Extract the text of each entry below exactly, leaving every image behind.

| Extracted material |

==========

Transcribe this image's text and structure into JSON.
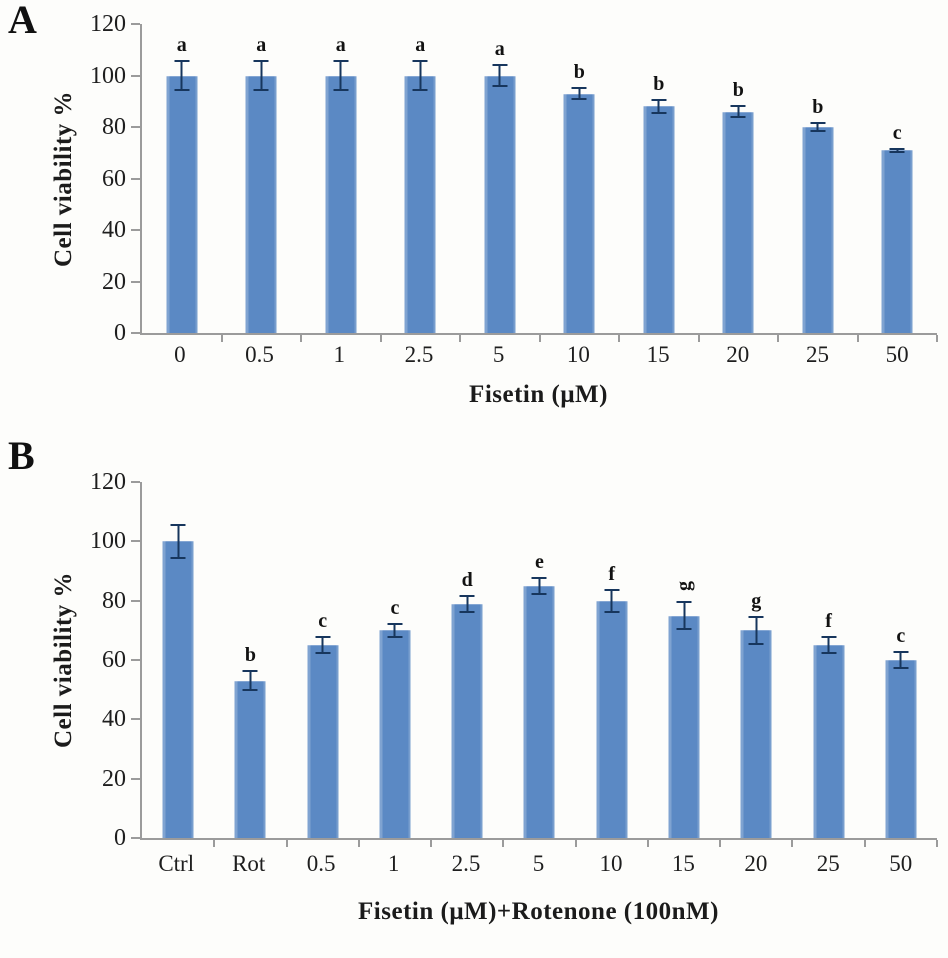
{
  "figure": {
    "background": "#fdfdfb",
    "text_color": "#1b1b1b"
  },
  "chart_data": [
    {
      "type": "bar",
      "panel_label": "A",
      "title": "",
      "ylabel": "Cell viability %",
      "xlabel": "Fisetin (μM)",
      "ylim": [
        0,
        120
      ],
      "yticks": [
        0,
        20,
        40,
        60,
        80,
        100,
        120
      ],
      "categories": [
        "0",
        "0.5",
        "1",
        "2.5",
        "5",
        "10",
        "15",
        "20",
        "25",
        "50"
      ],
      "values": [
        100,
        100,
        100,
        100,
        100,
        93,
        88,
        86,
        80,
        71
      ],
      "errors": [
        6,
        6,
        6,
        6,
        4.5,
        2.5,
        3,
        2.5,
        2,
        1
      ],
      "sig_letters": [
        "a",
        "a",
        "a",
        "a",
        "a",
        "b",
        "b",
        "b",
        "b",
        "c"
      ],
      "rotated_letter_indices": [],
      "bar_color": "#5b89c4",
      "error_color": "#17365d",
      "axis_color": "#9b9b9b",
      "grid": false,
      "legend": "none"
    },
    {
      "type": "bar",
      "panel_label": "B",
      "title": "",
      "ylabel": "Cell viability %",
      "xlabel": "Fisetin (μM)+Rotenone (100nM)",
      "ylim": [
        0,
        120
      ],
      "yticks": [
        0,
        20,
        40,
        60,
        80,
        100,
        120
      ],
      "categories": [
        "Ctrl",
        "Rot",
        "0.5",
        "1",
        "2.5",
        "5",
        "10",
        "15",
        "20",
        "25",
        "50"
      ],
      "values": [
        100,
        53,
        65,
        70,
        79,
        85,
        80,
        75,
        70,
        65,
        60
      ],
      "errors": [
        6,
        3.5,
        3,
        2.5,
        3,
        3,
        4,
        5,
        5,
        3,
        3
      ],
      "sig_letters": [
        "",
        "b",
        "c",
        "c",
        "d",
        "e",
        "f",
        "g",
        "g",
        "f",
        "c"
      ],
      "rotated_letter_indices": [
        7
      ],
      "bar_color": "#5b89c4",
      "error_color": "#17365d",
      "axis_color": "#9b9b9b",
      "grid": false,
      "legend": "none"
    }
  ]
}
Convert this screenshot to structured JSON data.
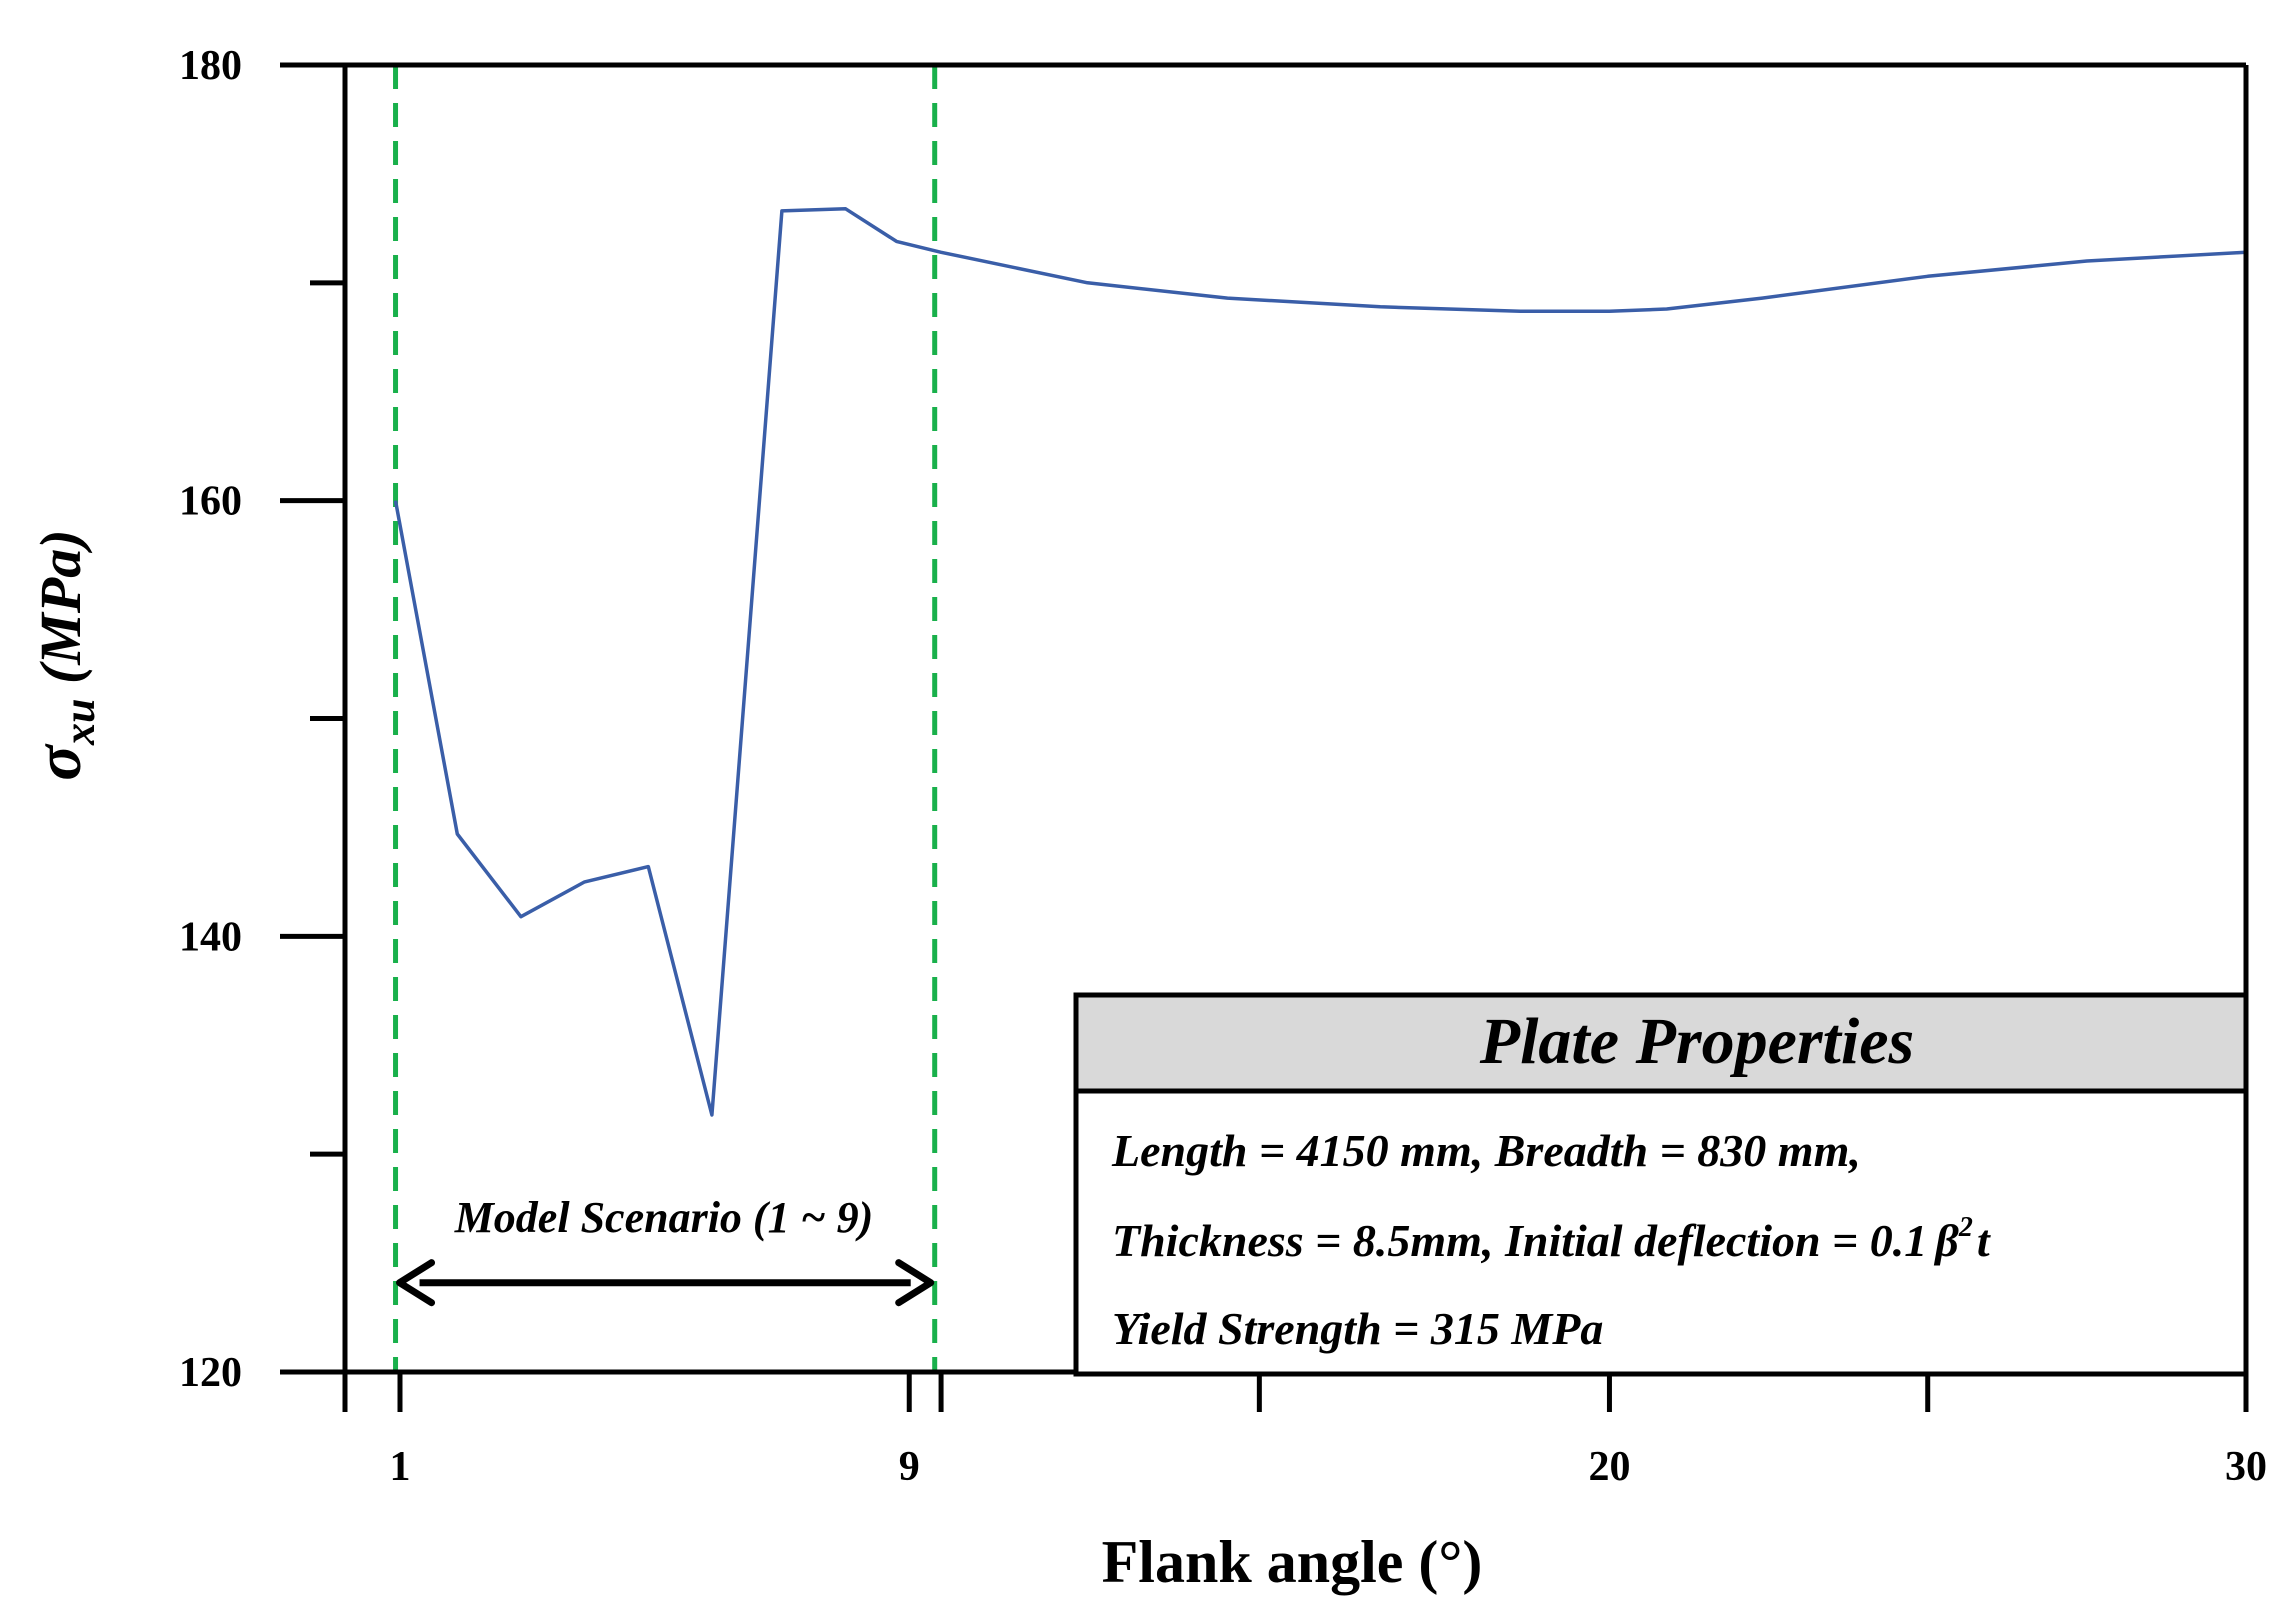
{
  "chart_data": {
    "type": "line",
    "title": "",
    "xlabel": "Flank angle (°)",
    "ylabel": {
      "symbol": "σ",
      "subscript": "xu",
      "unit": " (MPa)"
    },
    "xlim": [
      0,
      30
    ],
    "ylim": [
      120,
      180
    ],
    "xticks": [
      1,
      9,
      20,
      30
    ],
    "xticks_minor": [
      9.5,
      14.5,
      25
    ],
    "yticks": [
      120,
      140,
      160,
      180
    ],
    "yticks_minor": [
      130,
      150,
      170
    ],
    "grid": false,
    "series": [
      {
        "name": "sigma_xu",
        "color": "#3a5ea8",
        "x": [
          0.93,
          1.9,
          2.9,
          3.9,
          4.9,
          5.9,
          7.0,
          8.0,
          8.8,
          9.5,
          11.8,
          14.0,
          16.4,
          18.6,
          20.0,
          20.9,
          22.4,
          25.0,
          27.5,
          30
        ],
        "y": [
          160.0,
          144.7,
          140.9,
          142.5,
          143.2,
          131.8,
          173.3,
          173.4,
          171.9,
          171.4,
          170.0,
          169.3,
          168.9,
          168.7,
          168.7,
          168.8,
          169.3,
          170.3,
          171.0,
          171.4
        ]
      }
    ],
    "reference_lines": [
      {
        "x": 0.93,
        "style": "dashed",
        "color": "#19b04b"
      },
      {
        "x": 9.4,
        "style": "dashed",
        "color": "#19b04b"
      }
    ],
    "annotations": {
      "scenario_label": "Model Scenario (1 ~ 9)",
      "scenario_arrow_x": [
        0.93,
        9.4
      ],
      "scenario_arrow_y": 124.1
    }
  },
  "legend_box": {
    "title": "Plate Properties",
    "header_color": "#d9d9d9",
    "line1": "Length = 4150 mm,  Breadth = 830 mm,",
    "line2_main": "Thickness = 8.5mm, Initial deflection = 0.1",
    "line2_beta": "β",
    "line2_sup": "2",
    "line2_tail": "t",
    "line3": "Yield Strength = 315 MPa"
  }
}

==========

| Solution |
Transcribe this image's text and structure into JSON.
{
  "figure": {
    "background": "#fdfdfb",
    "text_color": "#1b1b1b"
  },
  "chart_data": [
    {
      "type": "bar",
      "panel_label": "A",
      "title": "",
      "ylabel": "Cell viability %",
      "xlabel": "Fisetin (μM)",
      "ylim": [
        0,
        120
      ],
      "yticks": [
        0,
        20,
        40,
        60,
        80,
        100,
        120
      ],
      "categories": [
        "0",
        "0.5",
        "1",
        "2.5",
        "5",
        "10",
        "15",
        "20",
        "25",
        "50"
      ],
      "values": [
        100,
        100,
        100,
        100,
        100,
        93,
        88,
        86,
        80,
        71
      ],
      "errors": [
        6,
        6,
        6,
        6,
        4.5,
        2.5,
        3,
        2.5,
        2,
        1
      ],
      "sig_letters": [
        "a",
        "a",
        "a",
        "a",
        "a",
        "b",
        "b",
        "b",
        "b",
        "c"
      ],
      "rotated_letter_indices": [],
      "bar_color": "#5b89c4",
      "error_color": "#17365d",
      "axis_color": "#9b9b9b",
      "grid": false,
      "legend": "none"
    },
    {
      "type": "bar",
      "panel_label": "B",
      "title": "",
      "ylabel": "Cell viability %",
      "xlabel": "Fisetin (μM)+Rotenone (100nM)",
      "ylim": [
        0,
        120
      ],
      "yticks": [
        0,
        20,
        40,
        60,
        80,
        100,
        120
      ],
      "categories": [
        "Ctrl",
        "Rot",
        "0.5",
        "1",
        "2.5",
        "5",
        "10",
        "15",
        "20",
        "25",
        "50"
      ],
      "values": [
        100,
        53,
        65,
        70,
        79,
        85,
        80,
        75,
        70,
        65,
        60
      ],
      "errors": [
        6,
        3.5,
        3,
        2.5,
        3,
        3,
        4,
        5,
        5,
        3,
        3
      ],
      "sig_letters": [
        "",
        "b",
        "c",
        "c",
        "d",
        "e",
        "f",
        "g",
        "g",
        "f",
        "c"
      ],
      "rotated_letter_indices": [
        7
      ],
      "bar_color": "#5b89c4",
      "error_color": "#17365d",
      "axis_color": "#9b9b9b",
      "grid": false,
      "legend": "none"
    }
  ]
}
Convert this screenshot to structured JSON data.
{
  "chart_data": {
    "type": "line",
    "title": "",
    "xlabel": "Flank angle (°)",
    "ylabel": {
      "symbol": "σ",
      "subscript": "xu",
      "unit": " (MPa)"
    },
    "xlim": [
      0,
      30
    ],
    "ylim": [
      120,
      180
    ],
    "xticks": [
      1,
      9,
      20,
      30
    ],
    "xticks_minor": [
      9.5,
      14.5,
      25
    ],
    "yticks": [
      120,
      140,
      160,
      180
    ],
    "yticks_minor": [
      130,
      150,
      170
    ],
    "grid": false,
    "series": [
      {
        "name": "sigma_xu",
        "color": "#3a5ea8",
        "x": [
          0.93,
          1.9,
          2.9,
          3.9,
          4.9,
          5.9,
          7.0,
          8.0,
          8.8,
          9.5,
          11.8,
          14.0,
          16.4,
          18.6,
          20.0,
          20.9,
          22.4,
          25.0,
          27.5,
          30
        ],
        "y": [
          160.0,
          144.7,
          140.9,
          142.5,
          143.2,
          131.8,
          173.3,
          173.4,
          171.9,
          171.4,
          170.0,
          169.3,
          168.9,
          168.7,
          168.7,
          168.8,
          169.3,
          170.3,
          171.0,
          171.4
        ]
      }
    ],
    "reference_lines": [
      {
        "x": 0.93,
        "style": "dashed",
        "color": "#19b04b"
      },
      {
        "x": 9.4,
        "style": "dashed",
        "color": "#19b04b"
      }
    ],
    "annotations": {
      "scenario_label": "Model Scenario (1 ~ 9)",
      "scenario_arrow_x": [
        0.93,
        9.4
      ],
      "scenario_arrow_y": 124.1
    }
  },
  "legend_box": {
    "title": "Plate Properties",
    "header_color": "#d9d9d9",
    "line1": "Length = 4150 mm,  Breadth = 830 mm,",
    "line2_main": "Thickness = 8.5mm, Initial deflection = 0.1",
    "line2_beta": "β",
    "line2_sup": "2",
    "line2_tail": "t",
    "line3": "Yield Strength = 315 MPa"
  }
}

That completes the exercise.